§ **What the task asks**: From the entries below, copy out every line with "aéreo" in it.

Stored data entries
-- -- --

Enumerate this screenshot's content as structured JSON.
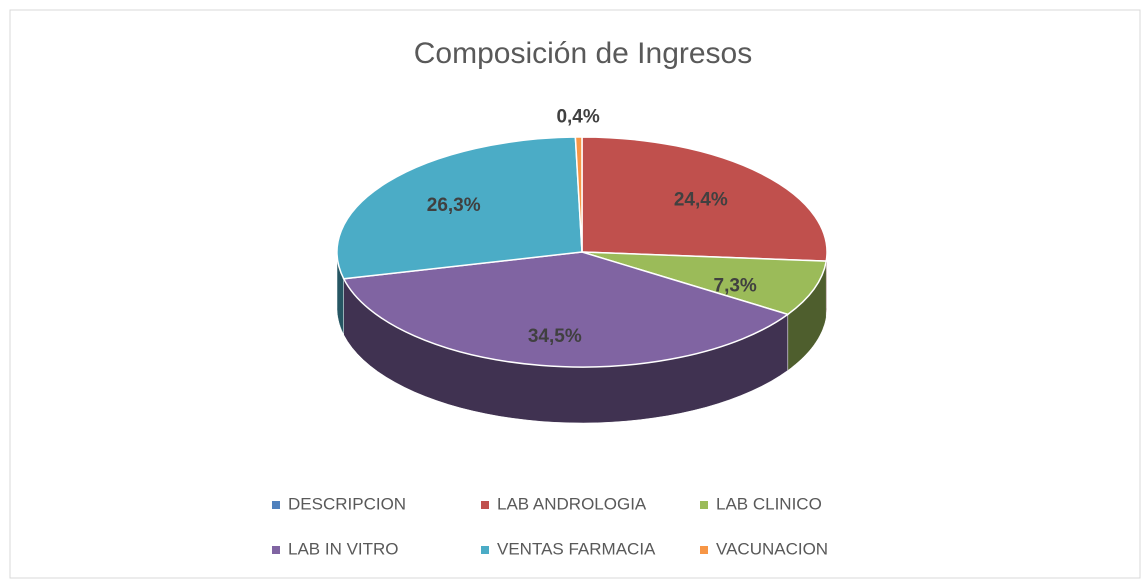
{
  "chart_data": {
    "type": "pie",
    "title": "Composición de Ingresos",
    "categories": [
      "DESCRIPCION",
      "LAB ANDROLOGIA",
      "LAB CLINICO",
      "LAB IN VITRO",
      "VENTAS FARMACIA",
      "VACUNACION"
    ],
    "values": [
      0,
      24.4,
      7.3,
      34.5,
      26.3,
      0.4
    ],
    "value_labels": [
      null,
      "24,4%",
      "7,3%",
      "34,5%",
      "26,3%",
      "0,4%"
    ],
    "colors": [
      "#4f81bd",
      "#c0504d",
      "#9bbb59",
      "#8064a2",
      "#4bacc6",
      "#f79646"
    ],
    "legend": "bottom"
  }
}
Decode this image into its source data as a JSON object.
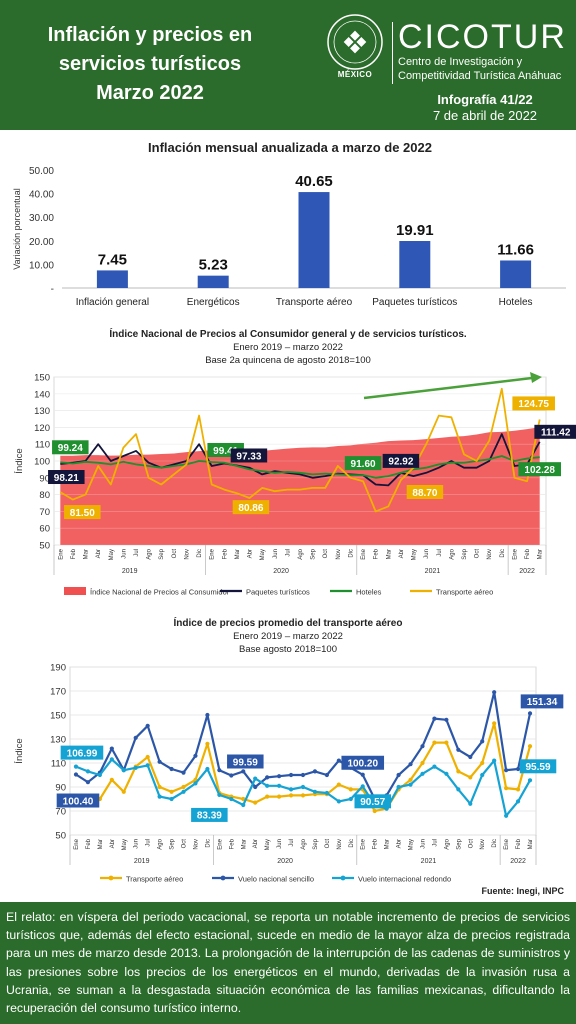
{
  "header": {
    "title_lines": [
      "Inflación y precios en",
      "servicios turísticos",
      "Marzo 2022"
    ],
    "logo_name": "CICOTUR",
    "org_line1": "Centro de Investigación y",
    "org_line2": "Competitividad Turística Anáhuac",
    "seal_text": "MÉXICO",
    "infographic": "Infografía 41/22",
    "date": "7 de abril de 2022",
    "accent_color": "#2b6b2b"
  },
  "chart_data": [
    {
      "type": "bar",
      "title": "Inflación mensual anualizada a marzo de 2022",
      "ylabel": "Variación porcentual",
      "categories": [
        "Inflación general",
        "Energéticos",
        "Transporte aéreo",
        "Paquetes turísticos",
        "Hoteles"
      ],
      "values": [
        7.45,
        5.23,
        40.65,
        19.91,
        11.66
      ],
      "value_labels": [
        "7.45",
        "5.23",
        "40.65",
        "19.91",
        "11.66"
      ],
      "yticks": [
        "-",
        "10.00",
        "20.00",
        "30.00",
        "40.00",
        "50.00"
      ],
      "ylim": [
        0,
        50
      ],
      "color": "#2f57b5"
    },
    {
      "type": "line",
      "title": "Índice Nacional de Precios al Consumidor general y de servicios turísticos.",
      "subtitle1": "Enero 2019 – marzo 2022",
      "subtitle2": "Base 2a quincena de agosto 2018=100",
      "ylabel": "Índice",
      "ylim": [
        50,
        150
      ],
      "yticks": [
        50,
        60,
        70,
        80,
        90,
        100,
        110,
        120,
        130,
        140,
        150
      ],
      "month_labels": [
        "Ene",
        "Feb",
        "Mar",
        "Abr",
        "May",
        "Jun",
        "Jul",
        "Ago",
        "Sep",
        "Oct",
        "Nov",
        "Dic"
      ],
      "years": [
        "2019",
        "2020",
        "2021",
        "2022"
      ],
      "series": [
        {
          "name": "Índice Nacional de Precios al Consumidor",
          "kind": "area",
          "color": "#f05050",
          "values": [
            103.1,
            103.1,
            103.5,
            103.5,
            103.2,
            103.3,
            103.7,
            103.8,
            104.2,
            104.5,
            105.3,
            105.9,
            106.4,
            106.9,
            106.8,
            105.8,
            106.0,
            106.7,
            107.4,
            107.9,
            108.1,
            108.1,
            108.9,
            109.3,
            110.2,
            110.9,
            111.8,
            112.2,
            112.4,
            113.0,
            113.7,
            114.4,
            114.8,
            115.8,
            117.1,
            117.3,
            118.0,
            118.98,
            120.2
          ]
        },
        {
          "name": "Paquetes turísticos",
          "kind": "line",
          "color": "#13153a",
          "values": [
            98.21,
            99.0,
            100.0,
            110.0,
            100.0,
            103.0,
            106.0,
            99.0,
            96.0,
            98.0,
            100.0,
            110.0,
            97.0,
            98.5,
            97.33,
            96.0,
            92.0,
            94.0,
            93.0,
            92.0,
            90.0,
            91.0,
            92.5,
            92.0,
            91.6,
            86.0,
            85.5,
            92.92,
            91.0,
            93.0,
            96.0,
            100.0,
            96.0,
            96.0,
            100.0,
            116.0,
            97.0,
            98.0,
            111.42
          ]
        },
        {
          "name": "Hoteles",
          "kind": "line",
          "color": "#1f8f2f",
          "values": [
            99.24,
            98.5,
            99.5,
            99.0,
            98.0,
            99.5,
            98.0,
            97.0,
            96.0,
            97.0,
            98.0,
            100.0,
            99.41,
            99.0,
            97.0,
            95.0,
            94.0,
            93.0,
            93.5,
            93.0,
            92.0,
            92.5,
            92.0,
            91.6,
            91.6,
            90.0,
            91.0,
            93.0,
            95.0,
            96.0,
            98.0,
            99.0,
            99.0,
            100.0,
            101.0,
            103.0,
            100.0,
            101.5,
            102.28
          ]
        },
        {
          "name": "Transporte aéreo",
          "kind": "line",
          "color": "#efb100",
          "values": [
            81.5,
            77.0,
            80.0,
            97.0,
            86.0,
            108.0,
            116.0,
            90.0,
            86.0,
            92.0,
            98.0,
            127.0,
            86.0,
            83.0,
            80.86,
            78.0,
            84.0,
            82.0,
            83.0,
            83.0,
            84.0,
            84.0,
            97.0,
            90.0,
            88.0,
            70.0,
            73.0,
            88.7,
            96.0,
            110.0,
            127.0,
            126.0,
            104.0,
            100.0,
            112.0,
            143.0,
            90.0,
            88.0,
            124.75
          ]
        }
      ],
      "data_labels": [
        {
          "text": "99.24",
          "series": 2,
          "index": 0
        },
        {
          "text": "98.21",
          "series": 1,
          "index": 0
        },
        {
          "text": "81.50",
          "series": 3,
          "index": 0
        },
        {
          "text": "99.41",
          "series": 2,
          "index": 12
        },
        {
          "text": "97.33",
          "series": 1,
          "index": 14
        },
        {
          "text": "80.86",
          "series": 3,
          "index": 14
        },
        {
          "text": "91.60",
          "series": 2,
          "index": 24
        },
        {
          "text": "92.92",
          "series": 1,
          "index": 27
        },
        {
          "text": "88.70",
          "series": 3,
          "index": 27
        },
        {
          "text": "124.75",
          "series": 3,
          "index": 38
        },
        {
          "text": "111.42",
          "series": 1,
          "index": 38
        },
        {
          "text": "102.28",
          "series": 2,
          "index": 38
        }
      ],
      "trend_arrow": true,
      "legend": "bottom"
    },
    {
      "type": "line",
      "title": "Índice de precios promedio del transporte aéreo",
      "subtitle1": "Enero 2019 – marzo 2022",
      "subtitle2": "Base agosto 2018=100",
      "ylabel": "Índice",
      "ylim": [
        50,
        190
      ],
      "yticks": [
        50,
        70,
        90,
        110,
        130,
        150,
        170,
        190
      ],
      "month_labels": [
        "Ene",
        "Feb",
        "Mar",
        "Abr",
        "May",
        "Jun",
        "Jul",
        "Ago",
        "Sep",
        "Oct",
        "Nov",
        "Dic"
      ],
      "years": [
        "2019",
        "2020",
        "2021",
        "2022"
      ],
      "series": [
        {
          "name": "Transporte aéreo",
          "color": "#efb100",
          "values": [
            78.0,
            76.0,
            80.0,
            96.0,
            86.0,
            107.0,
            115.0,
            90.0,
            86.0,
            90.0,
            96.0,
            126.0,
            85.0,
            82.0,
            80.0,
            77.0,
            82.0,
            82.0,
            83.0,
            83.0,
            84.0,
            84.0,
            92.0,
            88.0,
            88.0,
            70.0,
            72.0,
            88.0,
            96.0,
            110.0,
            127.0,
            127.0,
            103.0,
            98.0,
            110.0,
            143.0,
            89.0,
            88.0,
            124.0
          ]
        },
        {
          "name": "Vuelo nacional sencillo",
          "color": "#2c57a8",
          "values": [
            100.4,
            94.0,
            102.0,
            122.0,
            104.0,
            131.0,
            141.0,
            111.0,
            105.0,
            102.0,
            116.0,
            150.0,
            104.0,
            99.59,
            103.0,
            90.0,
            98.0,
            99.0,
            100.0,
            100.0,
            103.0,
            100.0,
            112.0,
            106.0,
            100.2,
            80.0,
            83.0,
            100.0,
            109.0,
            124.0,
            147.0,
            146.0,
            121.0,
            115.0,
            128.0,
            169.0,
            104.0,
            105.0,
            151.34
          ]
        },
        {
          "name": "Vuelo internacional redondo",
          "color": "#15a3d3",
          "values": [
            106.99,
            103.0,
            100.0,
            113.0,
            104.0,
            106.0,
            108.0,
            82.0,
            80.0,
            86.0,
            93.0,
            105.0,
            83.39,
            80.0,
            75.0,
            97.0,
            91.0,
            91.0,
            88.0,
            90.0,
            86.0,
            85.0,
            78.0,
            80.0,
            90.57,
            75.0,
            72.0,
            90.0,
            92.0,
            101.0,
            107.0,
            101.0,
            88.0,
            76.0,
            100.0,
            112.0,
            66.0,
            78.0,
            95.59
          ]
        }
      ],
      "data_labels": [
        {
          "text": "106.99",
          "series": 2,
          "index": 0
        },
        {
          "text": "100.40",
          "series": 1,
          "index": 0
        },
        {
          "text": "99.59",
          "series": 1,
          "index": 13
        },
        {
          "text": "83.39",
          "series": 2,
          "index": 12
        },
        {
          "text": "100.20",
          "series": 1,
          "index": 24
        },
        {
          "text": "90.57",
          "series": 2,
          "index": 24
        },
        {
          "text": "151.34",
          "series": 1,
          "index": 38
        },
        {
          "text": "95.59",
          "series": 2,
          "index": 38
        }
      ],
      "legend": "bottom"
    }
  ],
  "source": "Fuente: Inegi, INPC",
  "footer_text": "El relato: en víspera del periodo vacacional, se reporta un notable incremento de precios de servicios turísticos que, además del efecto estacional, sucede en medio de la mayor alza de precios registrada para un mes de marzo desde 2013. La prolongación de la interrupción de las cadenas de suministros y las presiones sobre los precios de los energéticos en el mundo, derivadas de la invasión rusa a Ucrania, se suman a la desgastada situación económica de las familias mexicanas, dificultando la recuperación del consumo turístico interno."
}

-- -- --

§ **Written answer**:
        "Transporte aéreo",
          "name": "Transporte aéreo",
      "title": "Índice de precios promedio del transporte aéreo",
          "name": "Transporte aéreo",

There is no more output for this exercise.